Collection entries
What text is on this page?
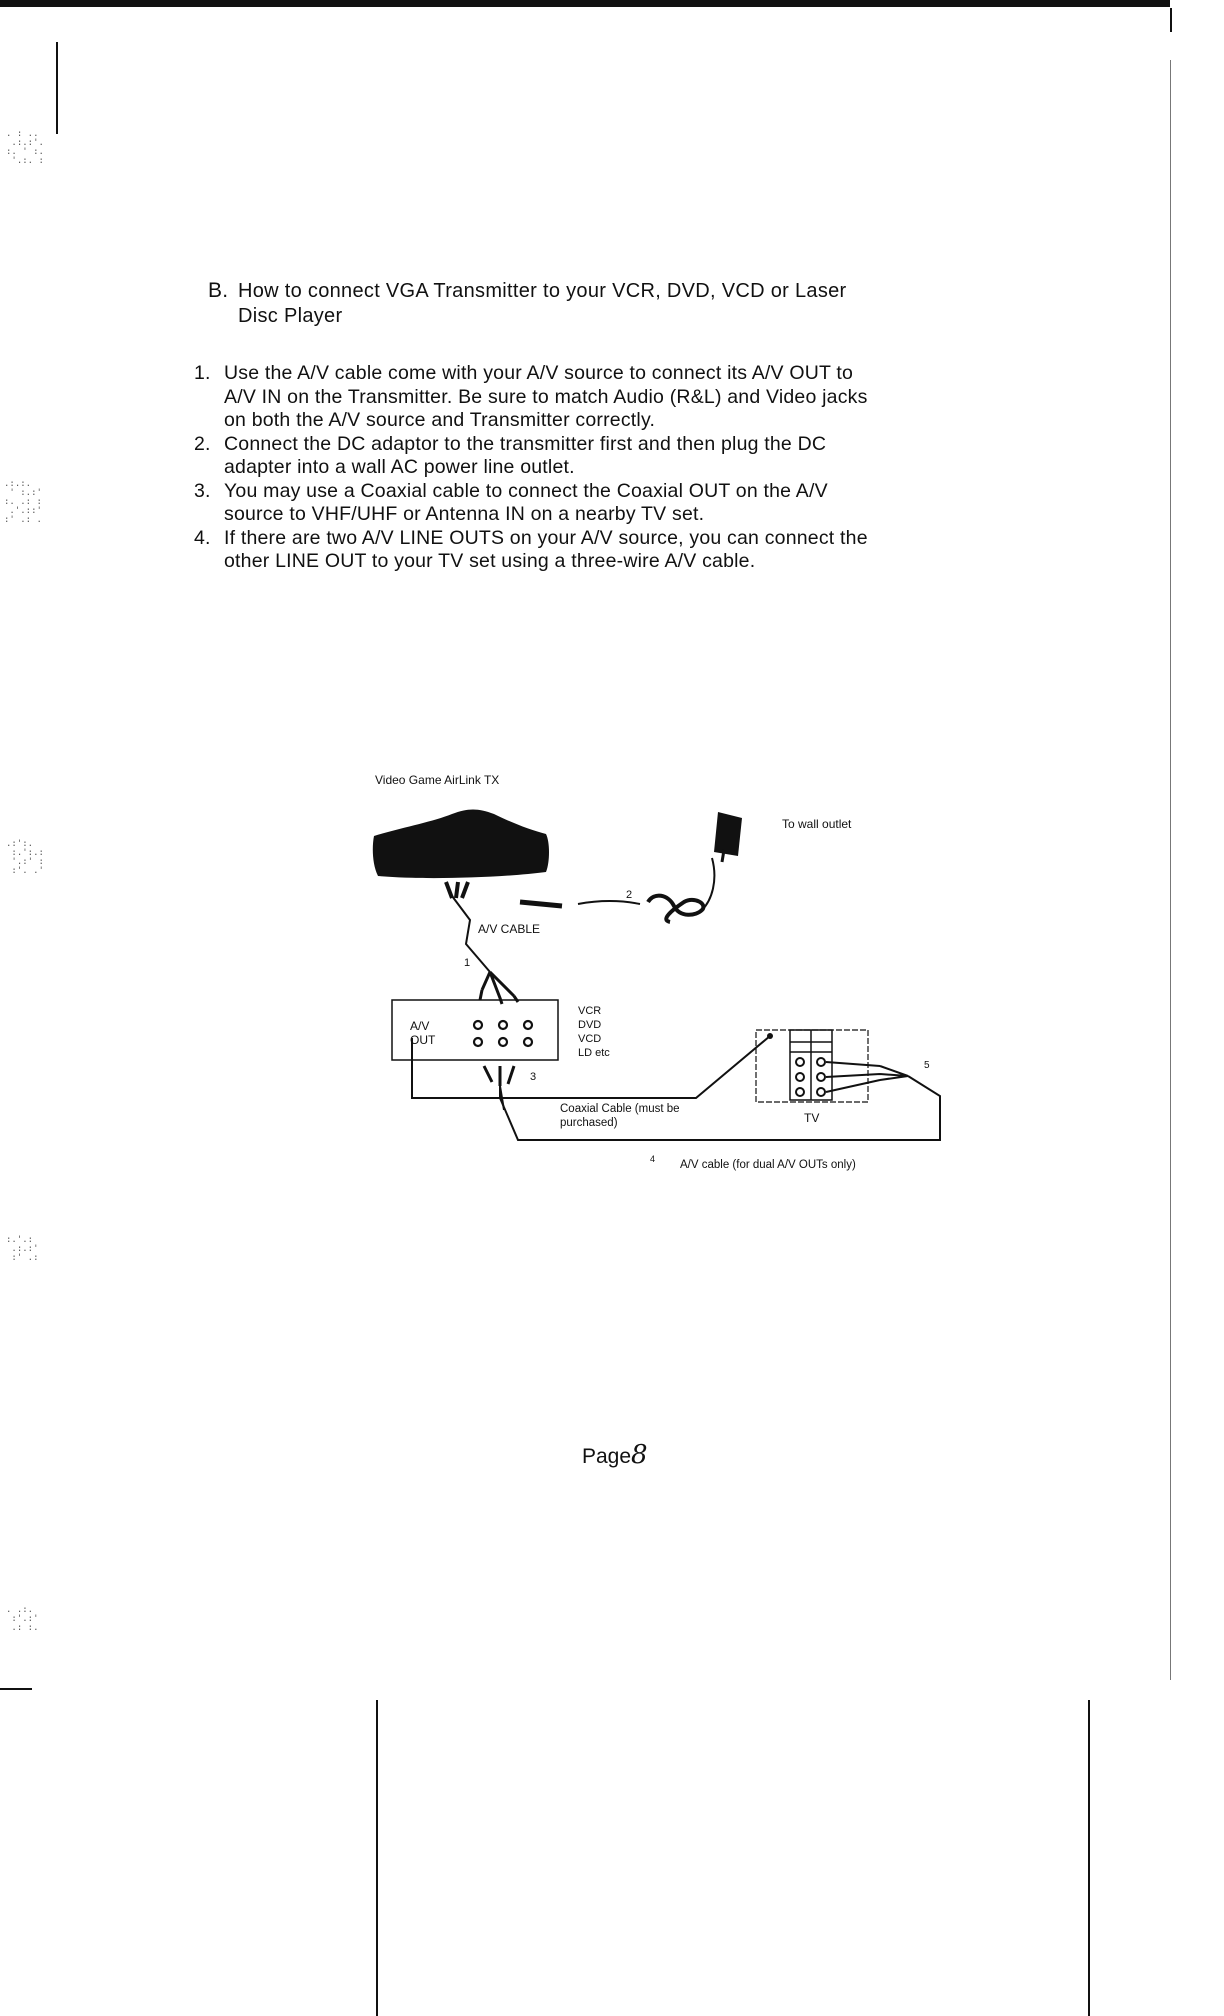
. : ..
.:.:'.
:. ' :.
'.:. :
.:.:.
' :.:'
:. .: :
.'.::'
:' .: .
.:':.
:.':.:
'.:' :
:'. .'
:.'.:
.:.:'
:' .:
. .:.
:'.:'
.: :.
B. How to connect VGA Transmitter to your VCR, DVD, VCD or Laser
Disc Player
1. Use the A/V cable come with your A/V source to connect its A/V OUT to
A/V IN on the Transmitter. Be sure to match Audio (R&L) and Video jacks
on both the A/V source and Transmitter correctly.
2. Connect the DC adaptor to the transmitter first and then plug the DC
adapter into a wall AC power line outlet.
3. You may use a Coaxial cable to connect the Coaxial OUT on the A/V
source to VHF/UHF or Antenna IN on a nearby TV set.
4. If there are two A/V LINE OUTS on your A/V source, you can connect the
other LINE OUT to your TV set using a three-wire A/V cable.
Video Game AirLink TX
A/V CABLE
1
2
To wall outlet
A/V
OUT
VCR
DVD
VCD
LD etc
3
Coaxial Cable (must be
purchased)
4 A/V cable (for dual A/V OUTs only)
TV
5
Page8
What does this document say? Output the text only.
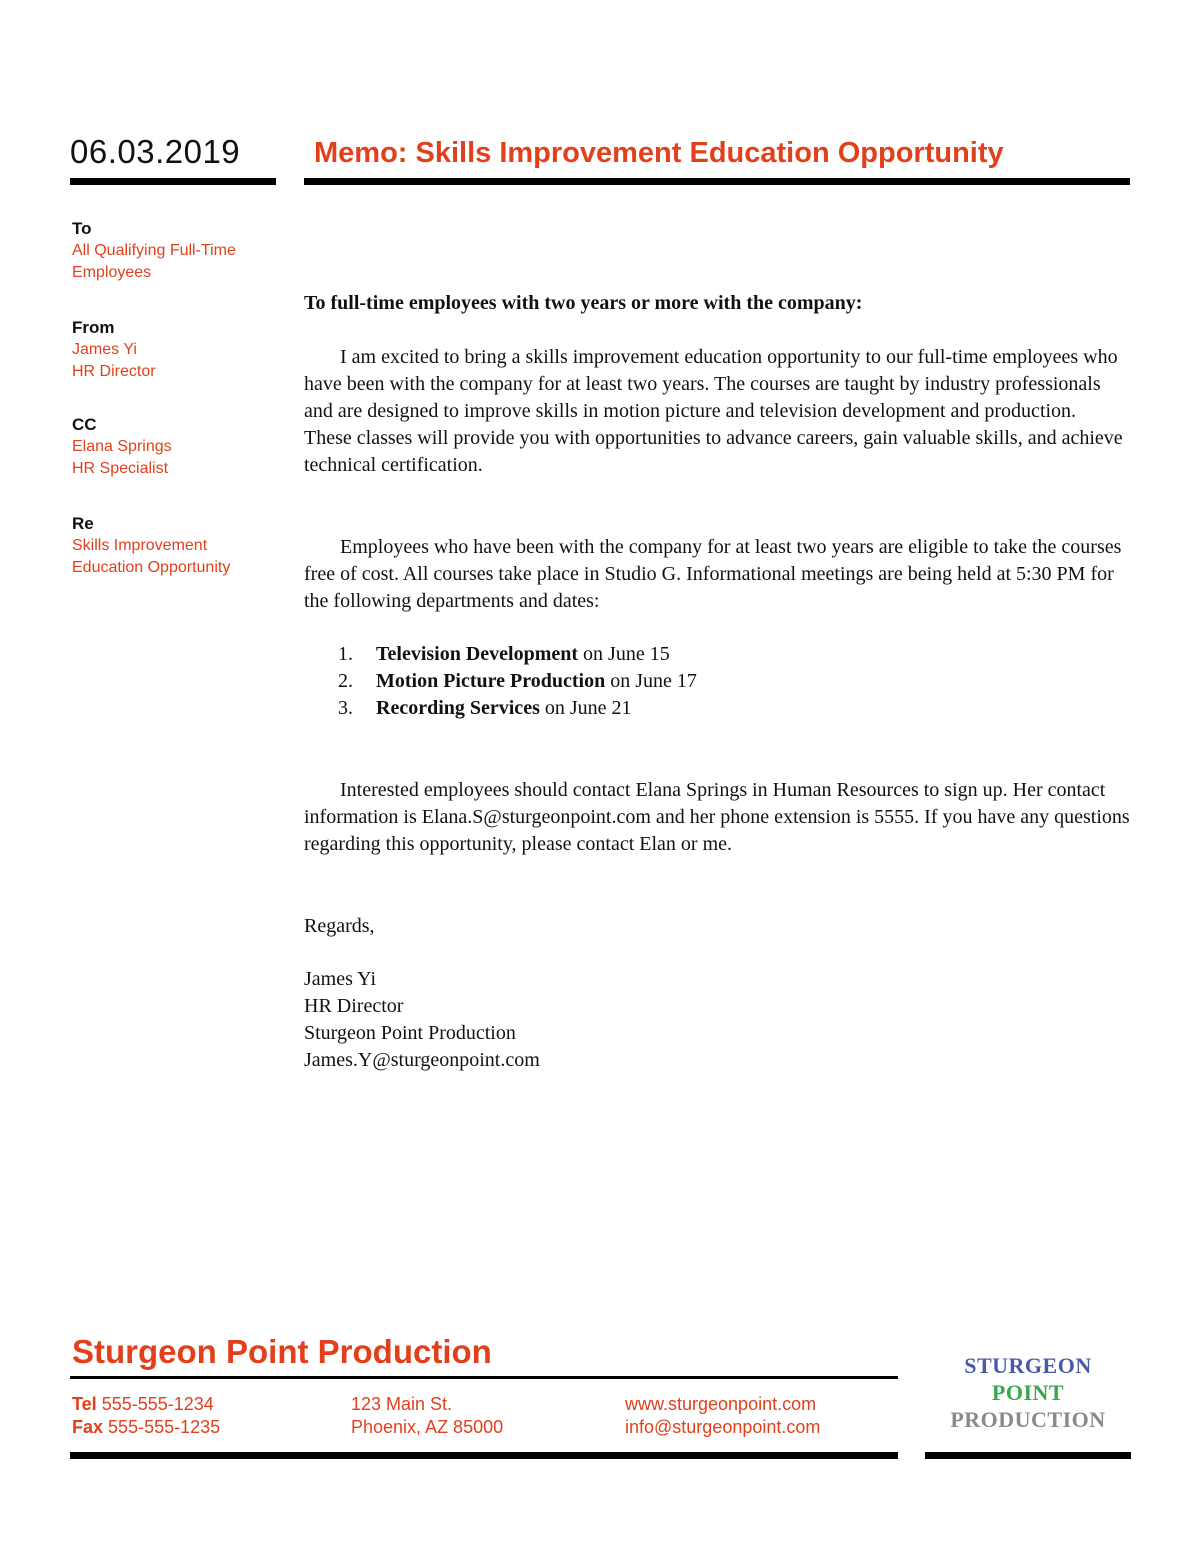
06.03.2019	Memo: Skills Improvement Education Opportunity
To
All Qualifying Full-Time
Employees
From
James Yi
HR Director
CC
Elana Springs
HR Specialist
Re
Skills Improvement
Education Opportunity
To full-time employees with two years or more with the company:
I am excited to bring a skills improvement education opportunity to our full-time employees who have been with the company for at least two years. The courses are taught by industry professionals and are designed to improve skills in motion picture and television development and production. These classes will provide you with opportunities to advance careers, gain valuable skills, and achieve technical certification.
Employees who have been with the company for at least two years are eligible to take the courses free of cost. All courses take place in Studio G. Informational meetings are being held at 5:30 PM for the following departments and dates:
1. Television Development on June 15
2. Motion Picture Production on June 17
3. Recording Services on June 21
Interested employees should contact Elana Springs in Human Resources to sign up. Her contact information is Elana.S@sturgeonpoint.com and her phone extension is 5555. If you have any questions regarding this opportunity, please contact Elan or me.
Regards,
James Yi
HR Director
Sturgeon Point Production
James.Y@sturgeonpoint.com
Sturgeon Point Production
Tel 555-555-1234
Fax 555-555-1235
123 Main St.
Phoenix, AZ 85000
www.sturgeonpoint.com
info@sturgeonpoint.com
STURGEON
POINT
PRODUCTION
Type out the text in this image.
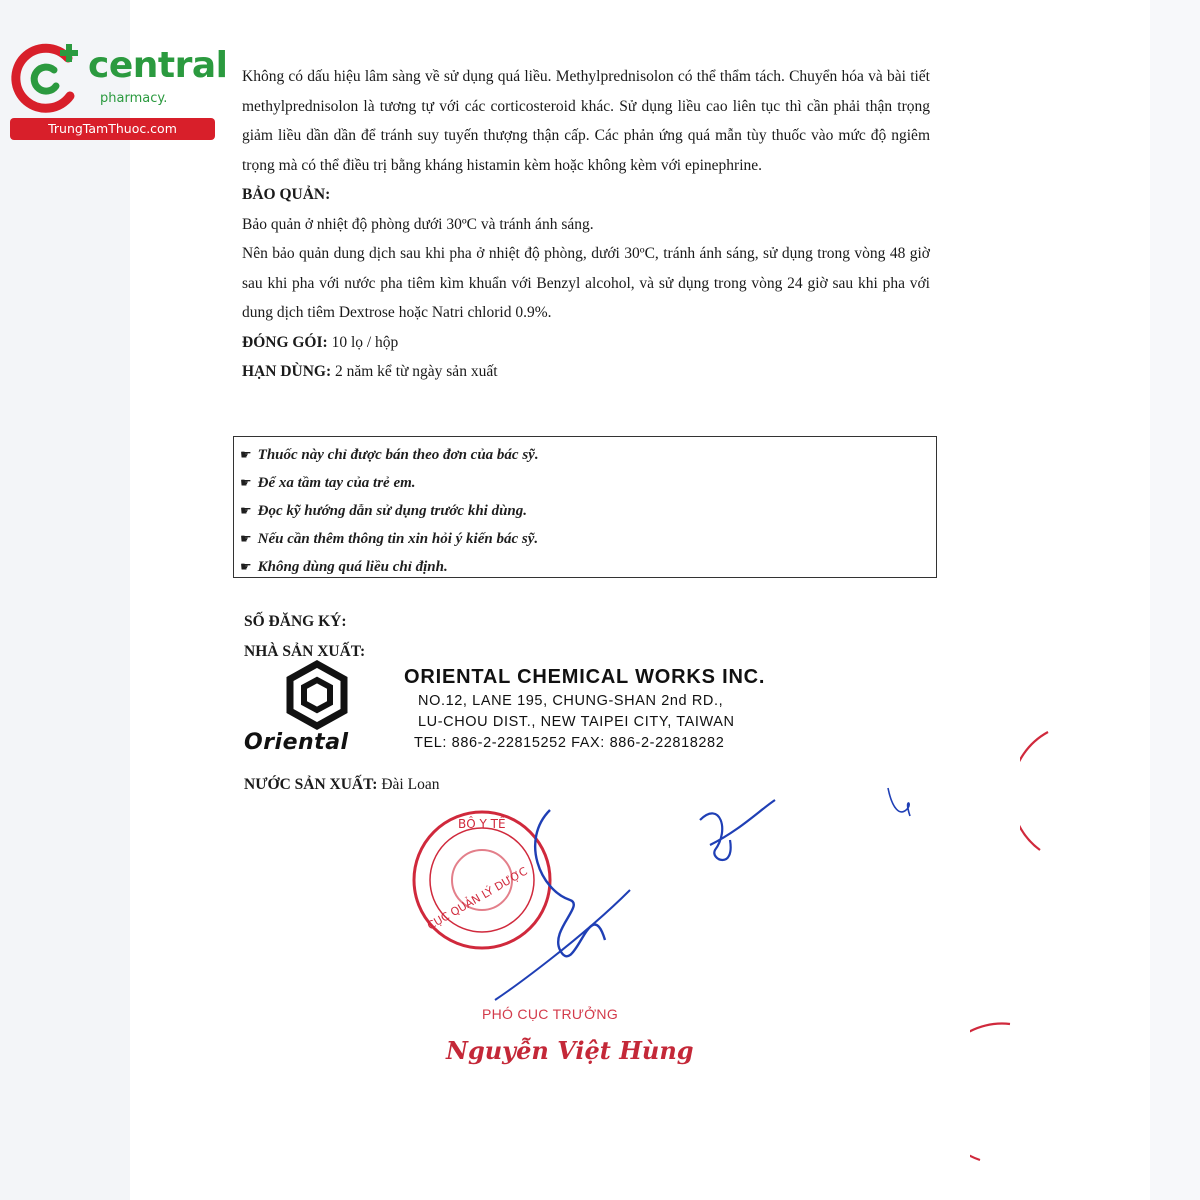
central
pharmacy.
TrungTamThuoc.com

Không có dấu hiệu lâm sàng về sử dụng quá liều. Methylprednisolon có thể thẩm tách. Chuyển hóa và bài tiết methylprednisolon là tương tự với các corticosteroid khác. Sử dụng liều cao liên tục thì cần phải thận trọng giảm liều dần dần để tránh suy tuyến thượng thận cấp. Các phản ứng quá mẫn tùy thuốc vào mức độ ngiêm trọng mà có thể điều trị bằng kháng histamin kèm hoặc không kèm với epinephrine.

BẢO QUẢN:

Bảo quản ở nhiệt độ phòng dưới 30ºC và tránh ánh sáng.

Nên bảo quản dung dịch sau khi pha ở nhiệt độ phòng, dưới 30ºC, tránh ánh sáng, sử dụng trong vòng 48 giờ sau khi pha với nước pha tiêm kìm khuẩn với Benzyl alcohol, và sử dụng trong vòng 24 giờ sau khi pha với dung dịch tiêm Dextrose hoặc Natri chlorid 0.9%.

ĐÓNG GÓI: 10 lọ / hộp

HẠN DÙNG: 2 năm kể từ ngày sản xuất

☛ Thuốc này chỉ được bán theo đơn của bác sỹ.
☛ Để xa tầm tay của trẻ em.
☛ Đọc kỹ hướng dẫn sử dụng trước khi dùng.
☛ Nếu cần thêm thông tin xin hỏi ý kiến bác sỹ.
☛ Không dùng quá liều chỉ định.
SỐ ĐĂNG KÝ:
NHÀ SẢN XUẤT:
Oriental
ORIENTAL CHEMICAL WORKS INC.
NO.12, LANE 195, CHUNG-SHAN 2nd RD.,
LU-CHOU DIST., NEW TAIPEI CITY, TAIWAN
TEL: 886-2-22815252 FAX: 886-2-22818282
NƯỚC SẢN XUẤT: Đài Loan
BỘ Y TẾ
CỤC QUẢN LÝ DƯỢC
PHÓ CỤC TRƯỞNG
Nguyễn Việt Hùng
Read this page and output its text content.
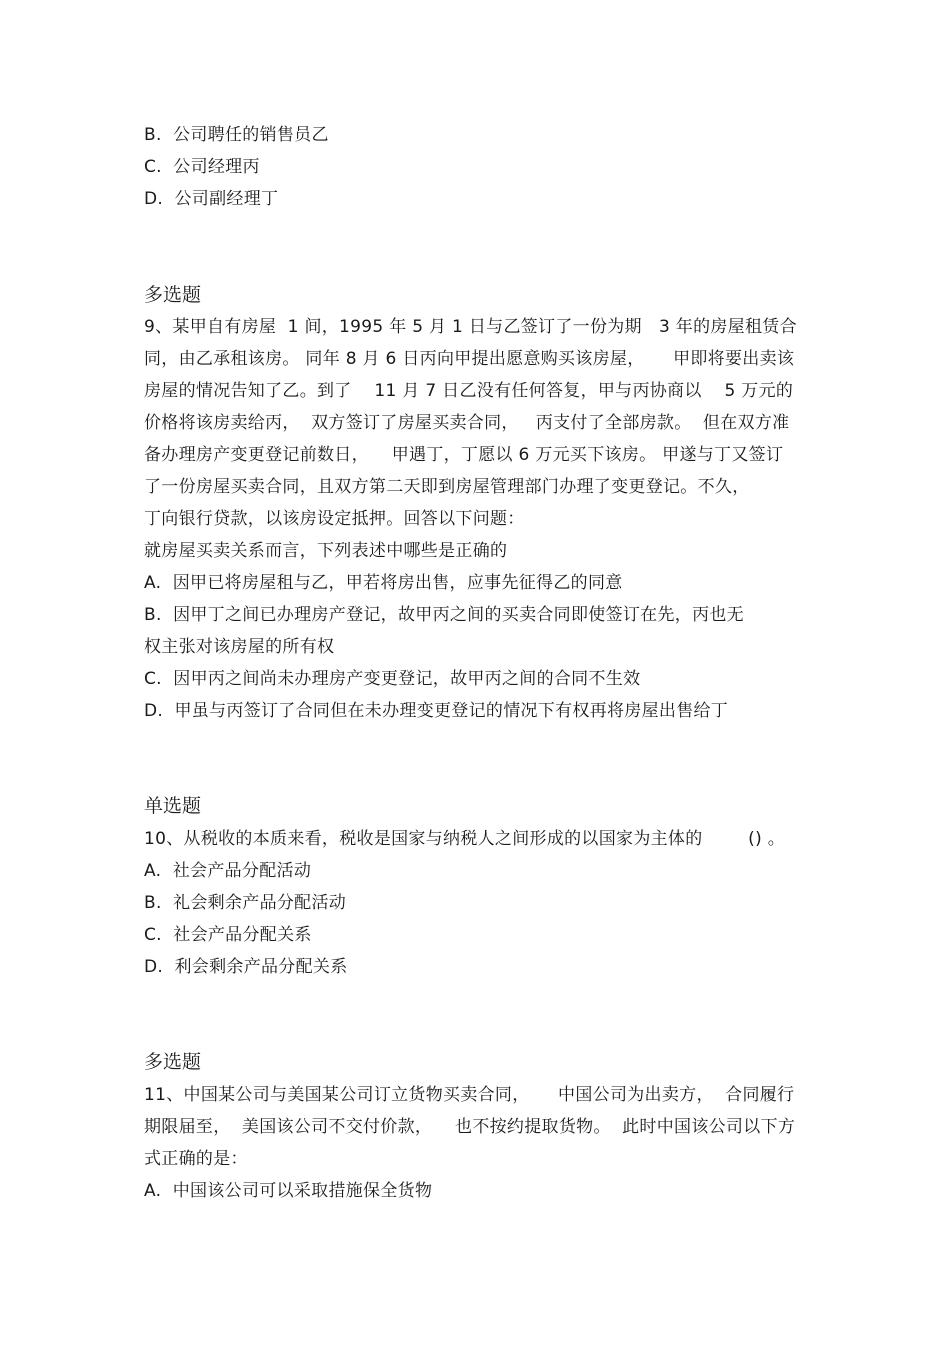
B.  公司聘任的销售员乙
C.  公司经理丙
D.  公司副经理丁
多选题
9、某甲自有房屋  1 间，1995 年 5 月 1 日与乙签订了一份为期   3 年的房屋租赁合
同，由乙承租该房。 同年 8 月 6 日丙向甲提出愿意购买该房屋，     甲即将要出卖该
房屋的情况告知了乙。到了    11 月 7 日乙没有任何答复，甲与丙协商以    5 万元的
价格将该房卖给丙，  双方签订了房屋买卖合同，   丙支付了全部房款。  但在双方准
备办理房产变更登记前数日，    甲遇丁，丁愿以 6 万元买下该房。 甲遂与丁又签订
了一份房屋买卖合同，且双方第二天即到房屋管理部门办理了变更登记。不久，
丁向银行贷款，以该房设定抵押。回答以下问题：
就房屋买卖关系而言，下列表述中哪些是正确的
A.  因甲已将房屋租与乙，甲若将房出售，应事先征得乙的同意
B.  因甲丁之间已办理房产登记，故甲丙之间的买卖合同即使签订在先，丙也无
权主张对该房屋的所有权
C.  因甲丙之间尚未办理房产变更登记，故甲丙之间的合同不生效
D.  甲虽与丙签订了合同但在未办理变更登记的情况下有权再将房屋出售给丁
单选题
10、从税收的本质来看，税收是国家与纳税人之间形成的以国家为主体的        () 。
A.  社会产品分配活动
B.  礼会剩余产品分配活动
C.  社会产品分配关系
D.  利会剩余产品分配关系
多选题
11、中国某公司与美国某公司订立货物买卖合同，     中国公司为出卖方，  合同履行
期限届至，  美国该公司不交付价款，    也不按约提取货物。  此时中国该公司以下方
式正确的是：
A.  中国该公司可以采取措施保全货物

■ GIVEN EXERCISE ■
Gather each line in these records that contains the string "wall".

■ THE OUTPUT ■
adapter into a wall AC power line outlet.
To wall outlet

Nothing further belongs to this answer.